Stored data:
== == ==

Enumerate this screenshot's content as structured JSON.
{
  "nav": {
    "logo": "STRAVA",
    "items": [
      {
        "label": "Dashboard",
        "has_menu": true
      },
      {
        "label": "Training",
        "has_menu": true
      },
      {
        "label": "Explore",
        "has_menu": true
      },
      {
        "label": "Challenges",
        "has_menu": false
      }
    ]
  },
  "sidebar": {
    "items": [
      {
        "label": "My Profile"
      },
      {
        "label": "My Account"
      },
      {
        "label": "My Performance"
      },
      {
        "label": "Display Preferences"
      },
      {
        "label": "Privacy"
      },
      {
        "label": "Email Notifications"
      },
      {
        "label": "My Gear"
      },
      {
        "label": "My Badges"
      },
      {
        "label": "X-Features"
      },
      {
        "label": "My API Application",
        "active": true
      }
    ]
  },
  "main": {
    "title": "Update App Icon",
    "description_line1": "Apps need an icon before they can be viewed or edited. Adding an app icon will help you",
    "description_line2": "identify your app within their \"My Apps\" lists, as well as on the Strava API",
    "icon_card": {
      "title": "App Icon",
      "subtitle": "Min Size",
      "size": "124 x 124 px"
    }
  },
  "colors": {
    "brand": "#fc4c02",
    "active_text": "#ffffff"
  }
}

== == ==

Return all of the data word for word.

Enumerate this screenshot's content as structured JSON.
{
  "nav": {
    "logo": "STRAVA",
    "items": [
      {
        "label": "Dashboard",
        "has_menu": true
      },
      {
        "label": "Training",
        "has_menu": true
      },
      {
        "label": "Explore",
        "has_menu": true
      },
      {
        "label": "Challenges",
        "has_menu": false
      }
    ]
  },
  "sidebar": {
    "items": [
      {
        "label": "My Profile"
      },
      {
        "label": "My Account"
      },
      {
        "label": "My Performance"
      },
      {
        "label": "Display Preferences"
      },
      {
        "label": "Privacy"
      },
      {
        "label": "Email Notifications"
      },
      {
        "label": "My Gear"
      },
      {
        "label": "My Badges"
      },
      {
        "label": "X-Features"
      },
      {
        "label": "My API Application",
        "active": true
      }
    ]
  },
  "main": {
    "title": "Update App Icon",
    "description_line1": "Apps need an icon before they can be viewed or edited. Adding an app icon will help you",
    "description_line2": "identify your app within their \"My Apps\" lists, as well as on the Strava API",
    "icon_card": {
      "title": "App Icon",
      "subtitle": "Min Size",
      "size": "124 x 124 px"
    }
  },
  "colors": {
    "brand": "#fc4c02",
    "active_text": "#ffffff"
  }
}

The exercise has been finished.